Data extract:
* * * * *
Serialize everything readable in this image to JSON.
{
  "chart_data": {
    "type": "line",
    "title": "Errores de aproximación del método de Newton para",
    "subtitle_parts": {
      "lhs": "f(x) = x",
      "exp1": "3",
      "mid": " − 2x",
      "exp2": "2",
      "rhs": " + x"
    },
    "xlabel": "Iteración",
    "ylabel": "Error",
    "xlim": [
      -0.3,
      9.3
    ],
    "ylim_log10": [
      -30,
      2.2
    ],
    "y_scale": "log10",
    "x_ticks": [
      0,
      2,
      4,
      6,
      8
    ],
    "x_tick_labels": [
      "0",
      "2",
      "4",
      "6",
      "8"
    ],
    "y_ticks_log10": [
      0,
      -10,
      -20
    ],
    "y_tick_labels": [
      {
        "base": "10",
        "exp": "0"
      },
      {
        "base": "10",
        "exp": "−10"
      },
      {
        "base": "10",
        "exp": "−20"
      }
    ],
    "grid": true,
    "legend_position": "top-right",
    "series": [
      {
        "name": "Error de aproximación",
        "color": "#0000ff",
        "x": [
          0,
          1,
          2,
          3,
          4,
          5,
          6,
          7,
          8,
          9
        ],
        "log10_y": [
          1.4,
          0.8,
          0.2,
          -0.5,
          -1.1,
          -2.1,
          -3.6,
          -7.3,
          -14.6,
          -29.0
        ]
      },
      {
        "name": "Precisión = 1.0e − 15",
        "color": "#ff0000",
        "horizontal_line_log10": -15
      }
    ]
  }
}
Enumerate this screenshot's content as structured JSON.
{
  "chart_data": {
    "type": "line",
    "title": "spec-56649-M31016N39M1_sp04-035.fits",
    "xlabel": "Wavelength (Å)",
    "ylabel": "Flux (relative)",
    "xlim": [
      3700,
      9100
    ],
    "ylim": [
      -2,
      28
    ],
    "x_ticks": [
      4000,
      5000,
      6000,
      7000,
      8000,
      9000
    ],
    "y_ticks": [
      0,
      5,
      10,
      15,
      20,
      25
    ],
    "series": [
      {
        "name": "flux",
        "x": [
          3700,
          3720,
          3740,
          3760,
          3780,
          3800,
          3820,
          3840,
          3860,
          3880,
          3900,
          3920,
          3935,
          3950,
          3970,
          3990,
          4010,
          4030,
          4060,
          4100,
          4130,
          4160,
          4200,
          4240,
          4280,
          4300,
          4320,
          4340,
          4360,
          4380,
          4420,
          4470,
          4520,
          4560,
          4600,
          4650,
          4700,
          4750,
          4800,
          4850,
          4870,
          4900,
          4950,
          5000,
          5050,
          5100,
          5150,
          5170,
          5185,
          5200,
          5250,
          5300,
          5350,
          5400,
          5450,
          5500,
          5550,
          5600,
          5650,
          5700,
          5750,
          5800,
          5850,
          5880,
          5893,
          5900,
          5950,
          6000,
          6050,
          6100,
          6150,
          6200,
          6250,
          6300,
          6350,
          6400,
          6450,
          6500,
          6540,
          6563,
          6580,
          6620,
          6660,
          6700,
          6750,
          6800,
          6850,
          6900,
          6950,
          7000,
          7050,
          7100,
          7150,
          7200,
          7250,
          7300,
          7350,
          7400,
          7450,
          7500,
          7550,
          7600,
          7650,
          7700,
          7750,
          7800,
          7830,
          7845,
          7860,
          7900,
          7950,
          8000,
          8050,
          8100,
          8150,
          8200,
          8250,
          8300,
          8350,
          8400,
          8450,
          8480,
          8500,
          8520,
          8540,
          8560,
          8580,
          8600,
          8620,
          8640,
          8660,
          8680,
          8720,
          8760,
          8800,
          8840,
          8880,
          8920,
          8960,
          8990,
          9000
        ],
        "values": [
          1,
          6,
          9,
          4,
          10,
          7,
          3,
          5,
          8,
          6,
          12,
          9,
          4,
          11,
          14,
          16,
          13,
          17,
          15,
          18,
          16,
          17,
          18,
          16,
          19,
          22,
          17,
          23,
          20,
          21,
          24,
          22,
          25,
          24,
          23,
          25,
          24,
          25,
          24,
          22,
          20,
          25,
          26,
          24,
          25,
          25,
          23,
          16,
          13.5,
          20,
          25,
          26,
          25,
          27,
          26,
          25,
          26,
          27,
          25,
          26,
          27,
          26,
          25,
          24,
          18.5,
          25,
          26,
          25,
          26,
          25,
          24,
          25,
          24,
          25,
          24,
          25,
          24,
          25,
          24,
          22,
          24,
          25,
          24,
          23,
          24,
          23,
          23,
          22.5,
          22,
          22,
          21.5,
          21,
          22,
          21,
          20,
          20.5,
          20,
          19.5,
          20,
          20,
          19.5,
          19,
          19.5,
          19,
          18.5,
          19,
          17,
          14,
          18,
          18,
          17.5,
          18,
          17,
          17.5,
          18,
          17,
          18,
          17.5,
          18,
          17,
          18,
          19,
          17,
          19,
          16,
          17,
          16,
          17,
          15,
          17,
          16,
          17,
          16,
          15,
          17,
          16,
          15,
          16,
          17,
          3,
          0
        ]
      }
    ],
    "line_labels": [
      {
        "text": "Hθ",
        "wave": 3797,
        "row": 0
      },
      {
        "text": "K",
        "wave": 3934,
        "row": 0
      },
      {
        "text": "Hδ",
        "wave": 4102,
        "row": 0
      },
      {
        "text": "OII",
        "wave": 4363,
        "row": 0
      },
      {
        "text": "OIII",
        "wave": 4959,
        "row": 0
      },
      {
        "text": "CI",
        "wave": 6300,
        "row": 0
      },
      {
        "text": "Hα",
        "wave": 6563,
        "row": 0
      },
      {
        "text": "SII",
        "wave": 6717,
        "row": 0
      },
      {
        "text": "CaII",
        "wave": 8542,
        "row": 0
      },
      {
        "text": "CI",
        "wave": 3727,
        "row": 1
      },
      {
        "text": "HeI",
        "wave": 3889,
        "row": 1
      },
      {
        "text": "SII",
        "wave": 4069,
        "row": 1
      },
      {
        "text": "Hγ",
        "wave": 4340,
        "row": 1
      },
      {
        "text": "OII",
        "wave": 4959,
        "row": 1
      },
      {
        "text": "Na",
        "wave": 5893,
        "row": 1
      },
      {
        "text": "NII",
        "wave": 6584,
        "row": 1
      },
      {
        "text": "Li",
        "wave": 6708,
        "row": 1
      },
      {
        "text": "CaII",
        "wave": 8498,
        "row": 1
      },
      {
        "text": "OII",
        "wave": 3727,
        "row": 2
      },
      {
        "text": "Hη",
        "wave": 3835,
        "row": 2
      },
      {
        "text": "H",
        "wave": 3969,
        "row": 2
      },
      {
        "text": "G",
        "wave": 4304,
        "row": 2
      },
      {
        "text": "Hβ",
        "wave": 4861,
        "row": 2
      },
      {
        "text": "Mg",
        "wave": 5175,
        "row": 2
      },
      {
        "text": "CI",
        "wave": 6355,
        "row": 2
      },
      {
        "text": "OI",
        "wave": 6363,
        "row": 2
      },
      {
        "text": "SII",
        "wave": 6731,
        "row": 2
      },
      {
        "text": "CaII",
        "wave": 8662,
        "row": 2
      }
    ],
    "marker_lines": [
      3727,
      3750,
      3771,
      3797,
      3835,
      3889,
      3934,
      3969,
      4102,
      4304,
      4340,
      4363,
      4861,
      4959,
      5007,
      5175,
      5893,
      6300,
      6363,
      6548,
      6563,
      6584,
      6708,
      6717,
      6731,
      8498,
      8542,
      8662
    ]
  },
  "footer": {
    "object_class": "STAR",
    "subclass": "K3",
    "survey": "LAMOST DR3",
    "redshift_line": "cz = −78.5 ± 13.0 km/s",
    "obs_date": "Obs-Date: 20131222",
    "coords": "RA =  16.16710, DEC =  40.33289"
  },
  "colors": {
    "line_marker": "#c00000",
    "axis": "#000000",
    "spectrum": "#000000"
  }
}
* * * * *
What you need to do: Repeat all the entries word for word.

Exercise output:
Serialize everything readable in this image to JSON.
{
  "chart_data": {
    "type": "line",
    "title": "Errores de aproximación del método de Newton para",
    "subtitle_parts": {
      "lhs": "f(x) = x",
      "exp1": "3",
      "mid": " − 2x",
      "exp2": "2",
      "rhs": " + x"
    },
    "xlabel": "Iteración",
    "ylabel": "Error",
    "xlim": [
      -0.3,
      9.3
    ],
    "ylim_log10": [
      -30,
      2.2
    ],
    "y_scale": "log10",
    "x_ticks": [
      0,
      2,
      4,
      6,
      8
    ],
    "x_tick_labels": [
      "0",
      "2",
      "4",
      "6",
      "8"
    ],
    "y_ticks_log10": [
      0,
      -10,
      -20
    ],
    "y_tick_labels": [
      {
        "base": "10",
        "exp": "0"
      },
      {
        "base": "10",
        "exp": "−10"
      },
      {
        "base": "10",
        "exp": "−20"
      }
    ],
    "grid": true,
    "legend_position": "top-right",
    "series": [
      {
        "name": "Error de aproximación",
        "color": "#0000ff",
        "x": [
          0,
          1,
          2,
          3,
          4,
          5,
          6,
          7,
          8,
          9
        ],
        "log10_y": [
          1.4,
          0.8,
          0.2,
          -0.5,
          -1.1,
          -2.1,
          -3.6,
          -7.3,
          -14.6,
          -29.0
        ]
      },
      {
        "name": "Precisión = 1.0e − 15",
        "color": "#ff0000",
        "horizontal_line_log10": -15
      }
    ]
  }
}
Enumerate this screenshot's content as structured JSON.
{
  "chart_data": {
    "type": "line",
    "title": "spec-56649-M31016N39M1_sp04-035.fits",
    "xlabel": "Wavelength (Å)",
    "ylabel": "Flux (relative)",
    "xlim": [
      3700,
      9100
    ],
    "ylim": [
      -2,
      28
    ],
    "x_ticks": [
      4000,
      5000,
      6000,
      7000,
      8000,
      9000
    ],
    "y_ticks": [
      0,
      5,
      10,
      15,
      20,
      25
    ],
    "series": [
      {
        "name": "flux",
        "x": [
          3700,
          3720,
          3740,
          3760,
          3780,
          3800,
          3820,
          3840,
          3860,
          3880,
          3900,
          3920,
          3935,
          3950,
          3970,
          3990,
          4010,
          4030,
          4060,
          4100,
          4130,
          4160,
          4200,
          4240,
          4280,
          4300,
          4320,
          4340,
          4360,
          4380,
          4420,
          4470,
          4520,
          4560,
          4600,
          4650,
          4700,
          4750,
          4800,
          4850,
          4870,
          4900,
          4950,
          5000,
          5050,
          5100,
          5150,
          5170,
          5185,
          5200,
          5250,
          5300,
          5350,
          5400,
          5450,
          5500,
          5550,
          5600,
          5650,
          5700,
          5750,
          5800,
          5850,
          5880,
          5893,
          5900,
          5950,
          6000,
          6050,
          6100,
          6150,
          6200,
          6250,
          6300,
          6350,
          6400,
          6450,
          6500,
          6540,
          6563,
          6580,
          6620,
          6660,
          6700,
          6750,
          6800,
          6850,
          6900,
          6950,
          7000,
          7050,
          7100,
          7150,
          7200,
          7250,
          7300,
          7350,
          7400,
          7450,
          7500,
          7550,
          7600,
          7650,
          7700,
          7750,
          7800,
          7830,
          7845,
          7860,
          7900,
          7950,
          8000,
          8050,
          8100,
          8150,
          8200,
          8250,
          8300,
          8350,
          8400,
          8450,
          8480,
          8500,
          8520,
          8540,
          8560,
          8580,
          8600,
          8620,
          8640,
          8660,
          8680,
          8720,
          8760,
          8800,
          8840,
          8880,
          8920,
          8960,
          8990,
          9000
        ],
        "values": [
          1,
          6,
          9,
          4,
          10,
          7,
          3,
          5,
          8,
          6,
          12,
          9,
          4,
          11,
          14,
          16,
          13,
          17,
          15,
          18,
          16,
          17,
          18,
          16,
          19,
          22,
          17,
          23,
          20,
          21,
          24,
          22,
          25,
          24,
          23,
          25,
          24,
          25,
          24,
          22,
          20,
          25,
          26,
          24,
          25,
          25,
          23,
          16,
          13.5,
          20,
          25,
          26,
          25,
          27,
          26,
          25,
          26,
          27,
          25,
          26,
          27,
          26,
          25,
          24,
          18.5,
          25,
          26,
          25,
          26,
          25,
          24,
          25,
          24,
          25,
          24,
          25,
          24,
          25,
          24,
          22,
          24,
          25,
          24,
          23,
          24,
          23,
          23,
          22.5,
          22,
          22,
          21.5,
          21,
          22,
          21,
          20,
          20.5,
          20,
          19.5,
          20,
          20,
          19.5,
          19,
          19.5,
          19,
          18.5,
          19,
          17,
          14,
          18,
          18,
          17.5,
          18,
          17,
          17.5,
          18,
          17,
          18,
          17.5,
          18,
          17,
          18,
          19,
          17,
          19,
          16,
          17,
          16,
          17,
          15,
          17,
          16,
          17,
          16,
          15,
          17,
          16,
          15,
          16,
          17,
          3,
          0
        ]
      }
    ],
    "line_labels": [
      {
        "text": "Hθ",
        "wave": 3797,
        "row": 0
      },
      {
        "text": "K",
        "wave": 3934,
        "row": 0
      },
      {
        "text": "Hδ",
        "wave": 4102,
        "row": 0
      },
      {
        "text": "OII",
        "wave": 4363,
        "row": 0
      },
      {
        "text": "OIII",
        "wave": 4959,
        "row": 0
      },
      {
        "text": "CI",
        "wave": 6300,
        "row": 0
      },
      {
        "text": "Hα",
        "wave": 6563,
        "row": 0
      },
      {
        "text": "SII",
        "wave": 6717,
        "row": 0
      },
      {
        "text": "CaII",
        "wave": 8542,
        "row": 0
      },
      {
        "text": "CI",
        "wave": 3727,
        "row": 1
      },
      {
        "text": "HeI",
        "wave": 3889,
        "row": 1
      },
      {
        "text": "SII",
        "wave": 4069,
        "row": 1
      },
      {
        "text": "Hγ",
        "wave": 4340,
        "row": 1
      },
      {
        "text": "OII",
        "wave": 4959,
        "row": 1
      },
      {
        "text": "Na",
        "wave": 5893,
        "row": 1
      },
      {
        "text": "NII",
        "wave": 6584,
        "row": 1
      },
      {
        "text": "Li",
        "wave": 6708,
        "row": 1
      },
      {
        "text": "CaII",
        "wave": 8498,
        "row": 1
      },
      {
        "text": "OII",
        "wave": 3727,
        "row": 2
      },
      {
        "text": "Hη",
        "wave": 3835,
        "row": 2
      },
      {
        "text": "H",
        "wave": 3969,
        "row": 2
      },
      {
        "text": "G",
        "wave": 4304,
        "row": 2
      },
      {
        "text": "Hβ",
        "wave": 4861,
        "row": 2
      },
      {
        "text": "Mg",
        "wave": 5175,
        "row": 2
      },
      {
        "text": "CI",
        "wave": 6355,
        "row": 2
      },
      {
        "text": "OI",
        "wave": 6363,
        "row": 2
      },
      {
        "text": "SII",
        "wave": 6731,
        "row": 2
      },
      {
        "text": "CaII",
        "wave": 8662,
        "row": 2
      }
    ],
    "marker_lines": [
      3727,
      3750,
      3771,
      3797,
      3835,
      3889,
      3934,
      3969,
      4102,
      4304,
      4340,
      4363,
      4861,
      4959,
      5007,
      5175,
      5893,
      6300,
      6363,
      6548,
      6563,
      6584,
      6708,
      6717,
      6731,
      8498,
      8542,
      8662
    ]
  },
  "footer": {
    "object_class": "STAR",
    "subclass": "K3",
    "survey": "LAMOST DR3",
    "redshift_line": "cz = −78.5 ± 13.0 km/s",
    "obs_date": "Obs-Date: 20131222",
    "coords": "RA =  16.16710, DEC =  40.33289"
  },
  "colors": {
    "line_marker": "#c00000",
    "axis": "#000000",
    "spectrum": "#000000"
  }
}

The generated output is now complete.